==== Source records
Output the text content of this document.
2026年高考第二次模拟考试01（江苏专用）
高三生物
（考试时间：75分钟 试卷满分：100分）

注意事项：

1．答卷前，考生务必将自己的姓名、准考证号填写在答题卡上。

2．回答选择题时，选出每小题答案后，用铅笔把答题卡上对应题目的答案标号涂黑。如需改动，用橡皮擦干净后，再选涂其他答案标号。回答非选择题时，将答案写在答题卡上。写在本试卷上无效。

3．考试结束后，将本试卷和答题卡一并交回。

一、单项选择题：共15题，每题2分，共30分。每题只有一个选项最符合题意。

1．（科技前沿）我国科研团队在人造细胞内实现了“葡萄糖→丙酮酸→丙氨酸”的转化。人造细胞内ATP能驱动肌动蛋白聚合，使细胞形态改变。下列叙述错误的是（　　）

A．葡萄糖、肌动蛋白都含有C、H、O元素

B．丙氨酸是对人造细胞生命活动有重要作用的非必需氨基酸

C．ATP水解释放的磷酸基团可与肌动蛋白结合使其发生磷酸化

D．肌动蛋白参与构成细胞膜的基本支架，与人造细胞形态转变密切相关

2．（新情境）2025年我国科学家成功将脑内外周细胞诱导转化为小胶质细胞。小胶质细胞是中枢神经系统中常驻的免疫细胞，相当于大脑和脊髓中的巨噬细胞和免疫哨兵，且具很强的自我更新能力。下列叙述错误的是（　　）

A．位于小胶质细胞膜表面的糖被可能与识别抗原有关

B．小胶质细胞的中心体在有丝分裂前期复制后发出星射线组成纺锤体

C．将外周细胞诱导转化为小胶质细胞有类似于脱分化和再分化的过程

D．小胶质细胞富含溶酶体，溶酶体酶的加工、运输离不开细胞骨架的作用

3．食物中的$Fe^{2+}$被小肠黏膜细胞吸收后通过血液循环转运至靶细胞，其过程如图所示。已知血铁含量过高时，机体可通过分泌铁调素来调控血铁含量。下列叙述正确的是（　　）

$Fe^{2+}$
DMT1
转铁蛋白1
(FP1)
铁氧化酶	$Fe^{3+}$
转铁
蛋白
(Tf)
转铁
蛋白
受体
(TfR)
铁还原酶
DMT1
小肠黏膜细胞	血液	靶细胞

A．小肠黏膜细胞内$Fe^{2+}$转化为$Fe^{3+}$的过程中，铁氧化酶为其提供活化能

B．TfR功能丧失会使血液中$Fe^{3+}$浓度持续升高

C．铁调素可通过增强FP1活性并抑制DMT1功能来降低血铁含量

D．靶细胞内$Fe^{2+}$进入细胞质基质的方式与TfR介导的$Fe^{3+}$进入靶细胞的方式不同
========
Reproduce each line verbatim.

Finished exercise.
Output the text content of this document.
2026年高考第二次模拟考试01（江苏专用）
高三生物
（考试时间：75分钟 试卷满分：100分）

注意事项：

1．答卷前，考生务必将自己的姓名、准考证号填写在答题卡上。

2．回答选择题时，选出每小题答案后，用铅笔把答题卡上对应题目的答案标号涂黑。如需改动，用橡皮擦干净后，再选涂其他答案标号。回答非选择题时，将答案写在答题卡上。写在本试卷上无效。

3．考试结束后，将本试卷和答题卡一并交回。

一、单项选择题：共15题，每题2分，共30分。每题只有一个选项最符合题意。

1．（科技前沿）我国科研团队在人造细胞内实现了“葡萄糖→丙酮酸→丙氨酸”的转化。人造细胞内ATP能驱动肌动蛋白聚合，使细胞形态改变。下列叙述错误的是（　　）

A．葡萄糖、肌动蛋白都含有C、H、O元素

B．丙氨酸是对人造细胞生命活动有重要作用的非必需氨基酸

C．ATP水解释放的磷酸基团可与肌动蛋白结合使其发生磷酸化

D．肌动蛋白参与构成细胞膜的基本支架，与人造细胞形态转变密切相关

2．（新情境）2025年我国科学家成功将脑内外周细胞诱导转化为小胶质细胞。小胶质细胞是中枢神经系统中常驻的免疫细胞，相当于大脑和脊髓中的巨噬细胞和免疫哨兵，且具很强的自我更新能力。下列叙述错误的是（　　）

A．位于小胶质细胞膜表面的糖被可能与识别抗原有关

B．小胶质细胞的中心体在有丝分裂前期复制后发出星射线组成纺锤体

C．将外周细胞诱导转化为小胶质细胞有类似于脱分化和再分化的过程

D．小胶质细胞富含溶酶体，溶酶体酶的加工、运输离不开细胞骨架的作用

3．食物中的$Fe^{2+}$被小肠黏膜细胞吸收后通过血液循环转运至靶细胞，其过程如图所示。已知血铁含量过高时，机体可通过分泌铁调素来调控血铁含量。下列叙述正确的是（　　）

$Fe^{2+}$
DMT1
转铁蛋白1
(FP1)
铁氧化酶	$Fe^{3+}$
转铁
蛋白
(Tf)
转铁
蛋白
受体
(TfR)
铁还原酶
DMT1
小肠黏膜细胞	血液	靶细胞

A．小肠黏膜细胞内$Fe^{2+}$转化为$Fe^{3+}$的过程中，铁氧化酶为其提供活化能

B．TfR功能丧失会使血液中$Fe^{3+}$浓度持续升高

C．铁调素可通过增强FP1活性并抑制DMT1功能来降低血铁含量

D．靶细胞内$Fe^{2+}$进入细胞质基质的方式与TfR介导的$Fe^{3+}$进入靶细胞的方式不同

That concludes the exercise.